# [PROBLEM DETAILS]
Select from the data all lines with the word "title".
[[ SOURCE RECORDS, beginning ]]
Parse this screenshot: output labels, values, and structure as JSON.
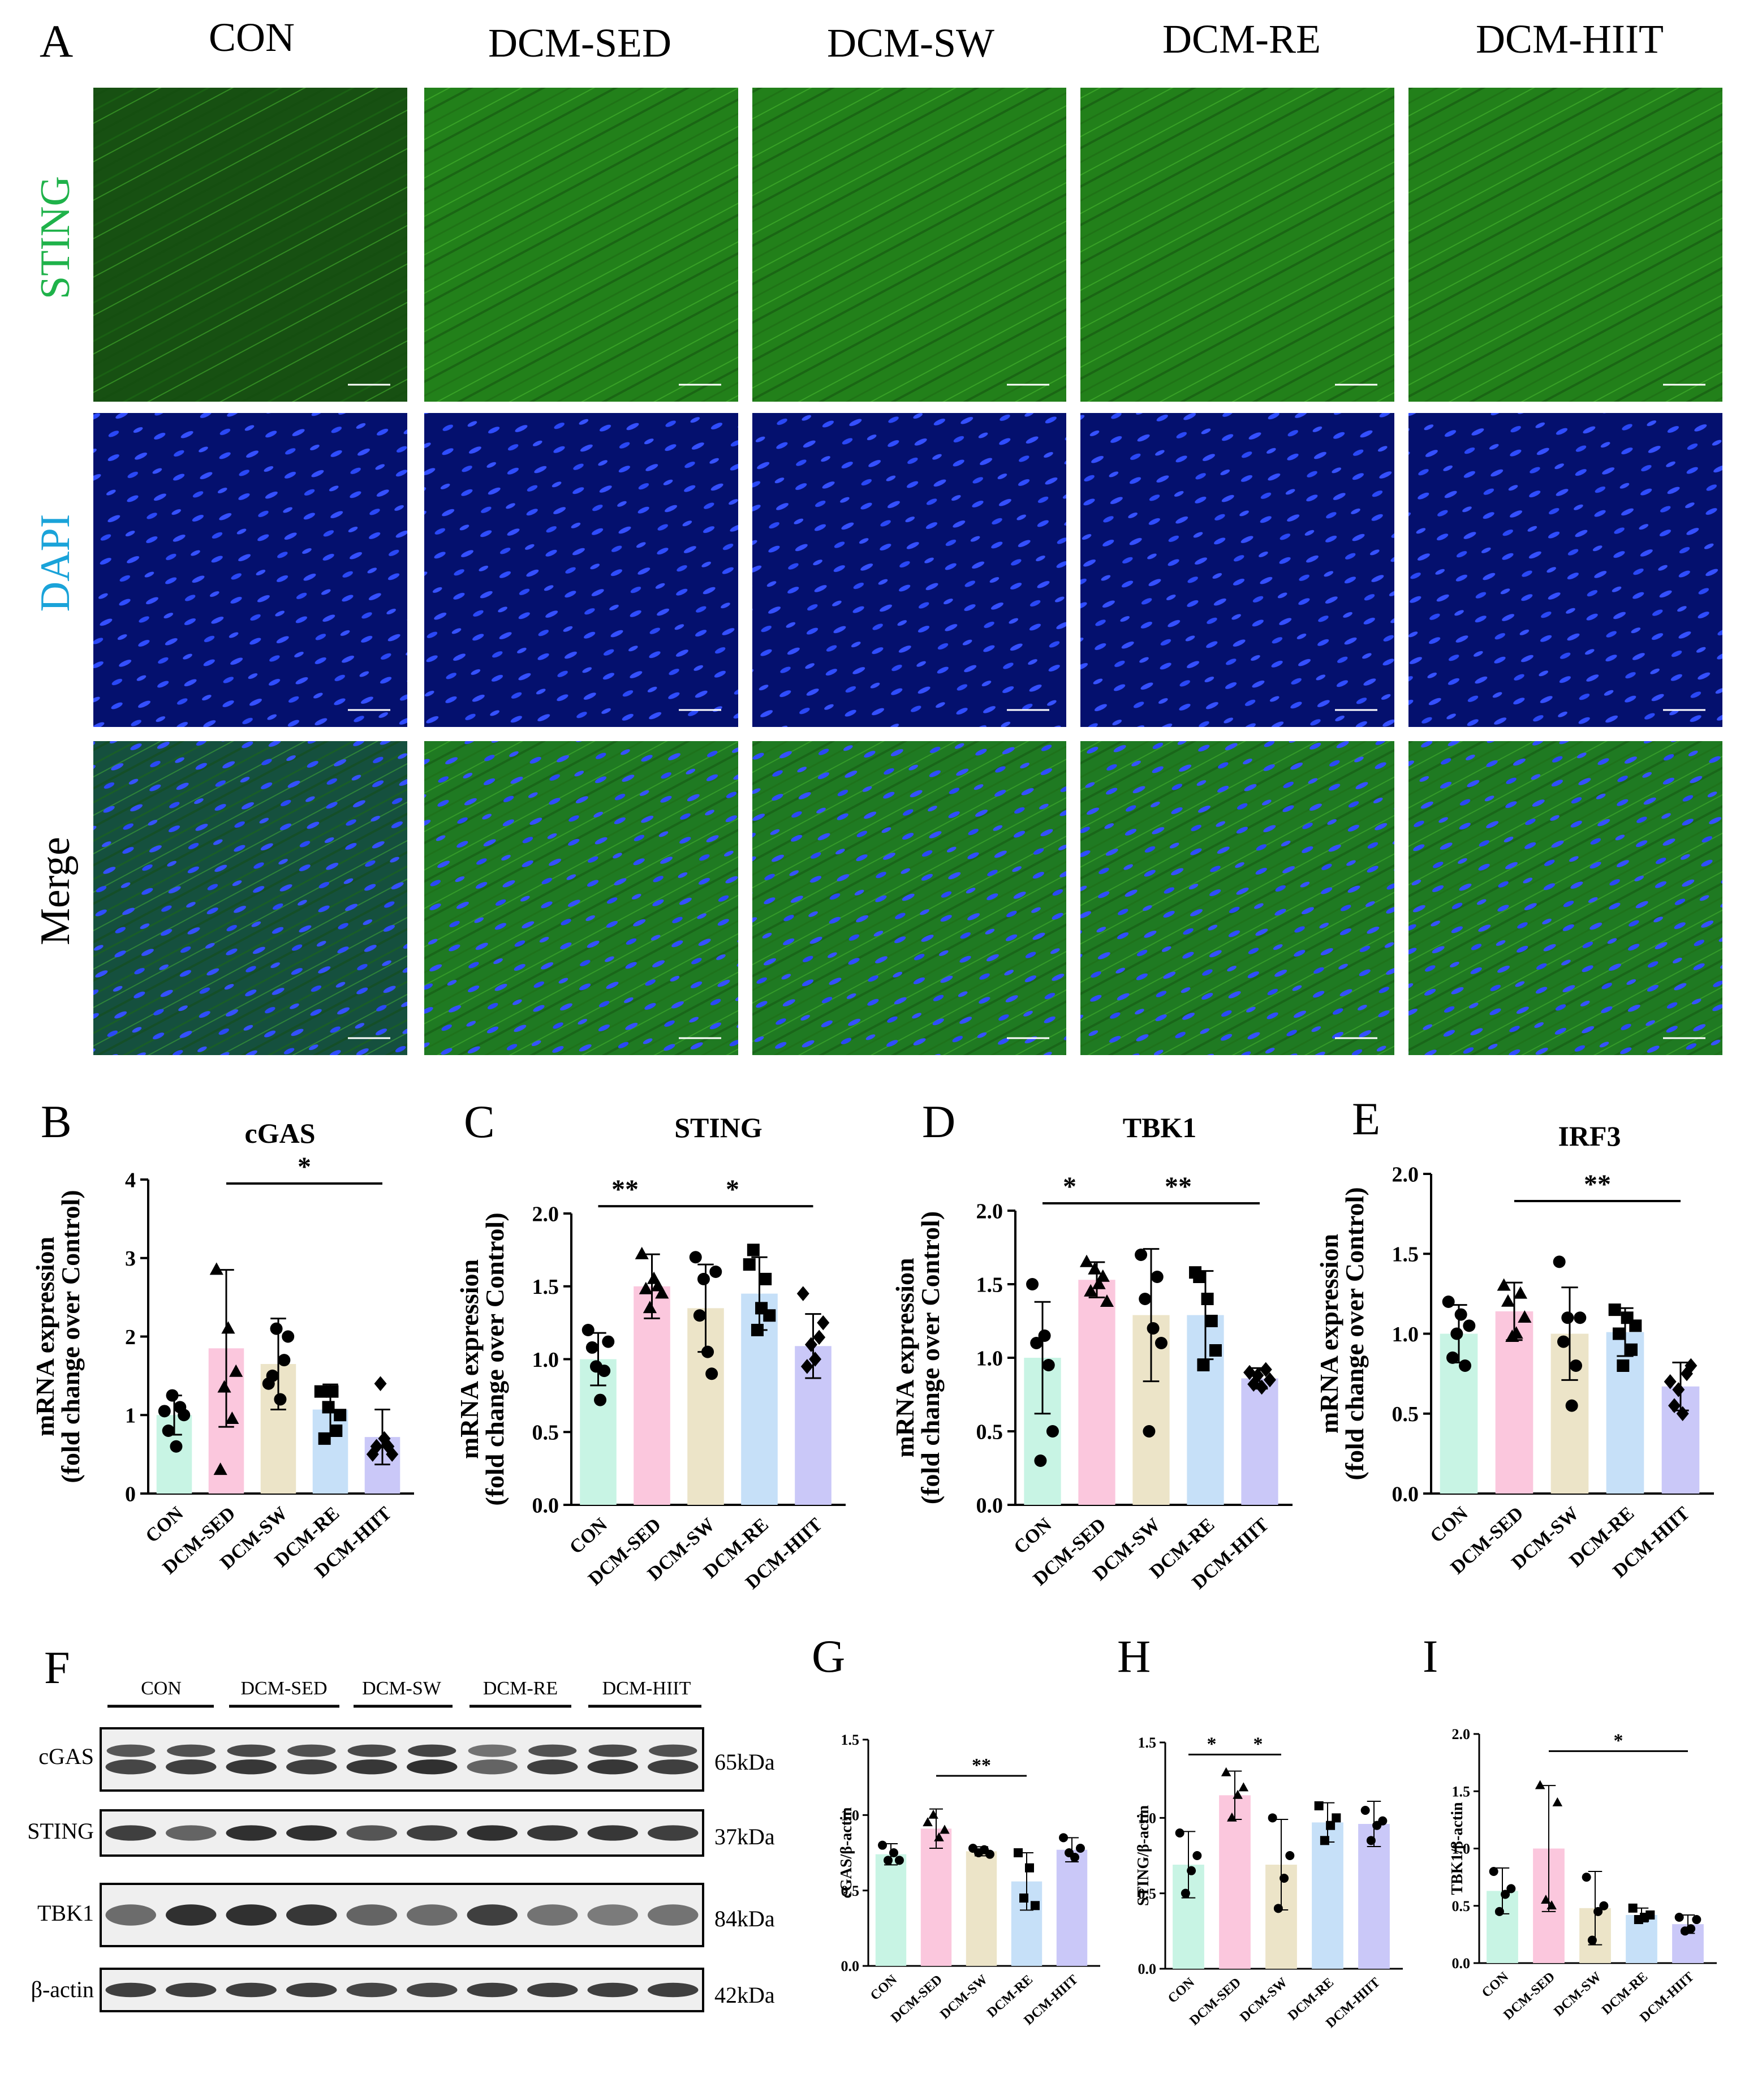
{
  "panel_a": {
    "letter": "A",
    "groups": [
      "CON",
      "DCM-SED",
      "DCM-SW",
      "DCM-RE",
      "DCM-HIIT"
    ],
    "rows": [
      {
        "label": "STING",
        "stain": "green",
        "color": "#1fb24a"
      },
      {
        "label": "DAPI",
        "stain": "blue",
        "color": "#1aa3d9"
      },
      {
        "label": "Merge",
        "stain": "merge",
        "color": "#000000"
      }
    ]
  },
  "panel_f": {
    "letter": "F",
    "groups": [
      "CON",
      "DCM-SED",
      "DCM-SW",
      "DCM-RE",
      "DCM-HIIT"
    ],
    "blots": [
      {
        "label": "cGAS",
        "size": "65kDa",
        "intensity": [
          0.8,
          0.85,
          0.9,
          0.85,
          0.9,
          0.95,
          0.6,
          0.85,
          0.9,
          0.85
        ],
        "double_band": true
      },
      {
        "label": "STING",
        "size": "37kDa",
        "intensity": [
          0.85,
          0.6,
          0.95,
          0.95,
          0.7,
          0.85,
          0.95,
          0.9,
          0.9,
          0.85
        ],
        "double_band": false
      },
      {
        "label": "TBK1",
        "size": "84kDa",
        "intensity": [
          0.55,
          0.95,
          0.95,
          0.9,
          0.6,
          0.55,
          0.85,
          0.5,
          0.45,
          0.5
        ],
        "double_band": false
      },
      {
        "label": "β-actin",
        "size": "42kDa",
        "intensity": [
          0.85,
          0.85,
          0.85,
          0.85,
          0.8,
          0.8,
          0.85,
          0.85,
          0.85,
          0.85
        ],
        "double_band": false
      }
    ]
  },
  "colors": {
    "CON": "#c8f4e4",
    "DCM-SED": "#fbc7dd",
    "DCM-SW": "#ece4c8",
    "DCM-RE": "#c6e0f8",
    "DCM-HIIT": "#cac8f8"
  },
  "chart_data": [
    {
      "panel": "B",
      "type": "bar",
      "title": "cGAS",
      "ylabel": "mRNA expression\n(fold change over Control)",
      "ylim": [
        0,
        4
      ],
      "yticks": [
        "0",
        "1",
        "2",
        "3",
        "4"
      ],
      "categories": [
        "CON",
        "DCM-SED",
        "DCM-SW",
        "DCM-RE",
        "DCM-HIIT"
      ],
      "values": [
        1.0,
        1.85,
        1.65,
        1.07,
        0.72
      ],
      "sd": [
        0.25,
        1.0,
        0.58,
        0.32,
        0.35
      ],
      "markers": [
        "circle",
        "triangle",
        "circle",
        "square",
        "diamond"
      ],
      "points": [
        [
          1.05,
          0.8,
          1.25,
          0.6,
          1.1,
          1.0
        ],
        [
          2.85,
          0.3,
          1.35,
          2.1,
          0.95,
          1.55
        ],
        [
          1.4,
          1.5,
          2.1,
          1.2,
          1.7,
          2.0
        ],
        [
          1.3,
          0.7,
          1.1,
          1.3,
          0.8,
          1.0
        ],
        [
          0.5,
          0.6,
          1.4,
          0.7,
          0.6,
          0.5
        ]
      ],
      "sig": [
        {
          "from": 1,
          "to": 4,
          "label": "*",
          "y": 3.95
        }
      ]
    },
    {
      "panel": "C",
      "type": "bar",
      "title": "STING",
      "ylabel": "mRNA expression\n(fold change over Control)",
      "ylim": [
        0,
        2.0
      ],
      "yticks": [
        "0.0",
        "0.5",
        "1.0",
        "1.5",
        "2.0"
      ],
      "categories": [
        "CON",
        "DCM-SED",
        "DCM-SW",
        "DCM-RE",
        "DCM-HIIT"
      ],
      "values": [
        1.0,
        1.5,
        1.35,
        1.45,
        1.09
      ],
      "sd": [
        0.18,
        0.22,
        0.3,
        0.25,
        0.22
      ],
      "markers": [
        "circle",
        "triangle",
        "circle",
        "square",
        "diamond"
      ],
      "points": [
        [
          1.2,
          1.08,
          0.95,
          0.72,
          0.92,
          1.12
        ],
        [
          1.72,
          1.48,
          1.35,
          1.55,
          1.5,
          1.45
        ],
        [
          1.7,
          1.3,
          1.55,
          1.05,
          0.9,
          1.6
        ],
        [
          1.65,
          1.75,
          1.2,
          1.35,
          1.55,
          1.3
        ],
        [
          1.45,
          0.95,
          1.1,
          1.0,
          1.15,
          1.25
        ]
      ],
      "sig": [
        {
          "from": 0,
          "to": 1,
          "label": "**",
          "y": 2.05
        },
        {
          "from": 1,
          "to": 4,
          "label": "*",
          "y": 2.05
        }
      ]
    },
    {
      "panel": "D",
      "type": "bar",
      "title": "TBK1",
      "ylabel": "mRNA expression\n(fold change over Control)",
      "ylim": [
        0,
        2.0
      ],
      "yticks": [
        "0.0",
        "0.5",
        "1.0",
        "1.5",
        "2.0"
      ],
      "categories": [
        "CON",
        "DCM-SED",
        "DCM-SW",
        "DCM-RE",
        "DCM-HIIT"
      ],
      "values": [
        1.0,
        1.53,
        1.29,
        1.29,
        0.86
      ],
      "sd": [
        0.38,
        0.12,
        0.45,
        0.3,
        0.07
      ],
      "markers": [
        "circle",
        "triangle",
        "circle",
        "square",
        "diamond"
      ],
      "points": [
        [
          1.5,
          1.1,
          0.3,
          1.15,
          0.95,
          0.5
        ],
        [
          1.65,
          1.45,
          1.6,
          1.5,
          1.55,
          1.38
        ],
        [
          1.7,
          1.4,
          0.5,
          1.2,
          1.55,
          1.1
        ],
        [
          1.58,
          1.55,
          0.95,
          1.4,
          1.25,
          1.05
        ],
        [
          0.9,
          0.82,
          0.88,
          0.8,
          0.92,
          0.85
        ]
      ],
      "sig": [
        {
          "from": 0,
          "to": 1,
          "label": "*",
          "y": 2.05
        },
        {
          "from": 1,
          "to": 4,
          "label": "**",
          "y": 2.05
        }
      ]
    },
    {
      "panel": "E",
      "type": "bar",
      "title": "IRF3",
      "ylabel": "mRNA expression\n(fold change over Control)",
      "ylim": [
        0,
        2.0
      ],
      "yticks": [
        "0.0",
        "0.5",
        "1.0",
        "1.5",
        "2.0"
      ],
      "categories": [
        "CON",
        "DCM-SED",
        "DCM-SW",
        "DCM-RE",
        "DCM-HIIT"
      ],
      "values": [
        1.0,
        1.14,
        1.0,
        1.01,
        0.67
      ],
      "sd": [
        0.18,
        0.18,
        0.29,
        0.15,
        0.15
      ],
      "markers": [
        "circle",
        "triangle",
        "circle",
        "square",
        "diamond"
      ],
      "points": [
        [
          1.2,
          0.85,
          1.0,
          1.12,
          0.8,
          1.05
        ],
        [
          1.3,
          1.2,
          0.98,
          1.0,
          1.25,
          1.1
        ],
        [
          1.45,
          0.95,
          1.1,
          0.55,
          0.8,
          1.1
        ],
        [
          1.15,
          1.0,
          0.8,
          1.1,
          0.9,
          1.05
        ],
        [
          0.7,
          0.55,
          0.65,
          0.5,
          0.75,
          0.8
        ]
      ],
      "sig": [
        {
          "from": 1,
          "to": 4,
          "label": "**",
          "y": 1.83
        }
      ]
    },
    {
      "panel": "G",
      "type": "bar",
      "title": "",
      "ylabel": "cGAS/β-actin",
      "ylim": [
        0,
        1.5
      ],
      "yticks": [
        "0.0",
        "0.5",
        "1.0",
        "1.5"
      ],
      "categories": [
        "CON",
        "DCM-SED",
        "DCM-SW",
        "DCM-RE",
        "DCM-HIIT"
      ],
      "values": [
        0.74,
        0.91,
        0.76,
        0.56,
        0.77
      ],
      "sd": [
        0.07,
        0.13,
        0.03,
        0.19,
        0.08
      ],
      "markers": [
        "circle",
        "triangle",
        "circle",
        "square",
        "circle"
      ],
      "points": [
        [
          0.8,
          0.7,
          0.75,
          0.7
        ],
        [
          0.95,
          1.0,
          0.85,
          0.9
        ],
        [
          0.78,
          0.75,
          0.77,
          0.74
        ],
        [
          0.75,
          0.45,
          0.65,
          0.4
        ],
        [
          0.85,
          0.75,
          0.72,
          0.78
        ]
      ],
      "sig": [
        {
          "from": 1,
          "to": 3,
          "label": "**",
          "y": 1.26
        }
      ]
    },
    {
      "panel": "H",
      "type": "bar",
      "title": "",
      "ylabel": "STING/β-actin",
      "ylim": [
        0,
        1.5
      ],
      "yticks": [
        "0.0",
        "0.5",
        "1.0",
        "1.5"
      ],
      "categories": [
        "CON",
        "DCM-SED",
        "DCM-SW",
        "DCM-RE",
        "DCM-HIIT"
      ],
      "values": [
        0.69,
        1.15,
        0.69,
        0.97,
        0.96
      ],
      "sd": [
        0.22,
        0.16,
        0.3,
        0.13,
        0.15
      ],
      "markers": [
        "circle",
        "triangle",
        "circle",
        "square",
        "circle"
      ],
      "points": [
        [
          0.9,
          0.5,
          0.65,
          0.75
        ],
        [
          1.3,
          1.0,
          1.15,
          1.2
        ],
        [
          1.0,
          0.4,
          0.6,
          0.75
        ],
        [
          1.08,
          0.85,
          0.95,
          1.0
        ],
        [
          1.05,
          0.85,
          0.95,
          0.98
        ]
      ],
      "sig": [
        {
          "from": 0,
          "to": 1,
          "label": "*",
          "y": 1.42
        },
        {
          "from": 1,
          "to": 2,
          "label": "*",
          "y": 1.42
        }
      ]
    },
    {
      "panel": "I",
      "type": "bar",
      "title": "",
      "ylabel": "TBK1/β-actin",
      "ylim": [
        0,
        2.0
      ],
      "yticks": [
        "0.0",
        "0.5",
        "1.0",
        "1.5",
        "2.0"
      ],
      "categories": [
        "CON",
        "DCM-SED",
        "DCM-SW",
        "DCM-RE",
        "DCM-HIIT"
      ],
      "values": [
        0.63,
        1.0,
        0.48,
        0.42,
        0.34
      ],
      "sd": [
        0.2,
        0.55,
        0.32,
        0.06,
        0.08
      ],
      "markers": [
        "circle",
        "triangle",
        "circle",
        "square",
        "circle"
      ],
      "points": [
        [
          0.8,
          0.45,
          0.6,
          0.65
        ],
        [
          1.55,
          0.55,
          0.5,
          1.4
        ],
        [
          0.75,
          0.2,
          0.45,
          0.5
        ],
        [
          0.48,
          0.38,
          0.4,
          0.42
        ],
        [
          0.4,
          0.28,
          0.3,
          0.38
        ]
      ],
      "sig": [
        {
          "from": 1,
          "to": 4,
          "label": "*",
          "y": 1.85
        }
      ]
    }
  ]
}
[[ SOURCE RECORDS, end ]]
# [WRITTEN REPLY]
      "title": "cGAS",
      "title": "STING",
      "title": "TBK1",
      "title": "IRF3",
      "title": "",
      "title": "",
      "title": "",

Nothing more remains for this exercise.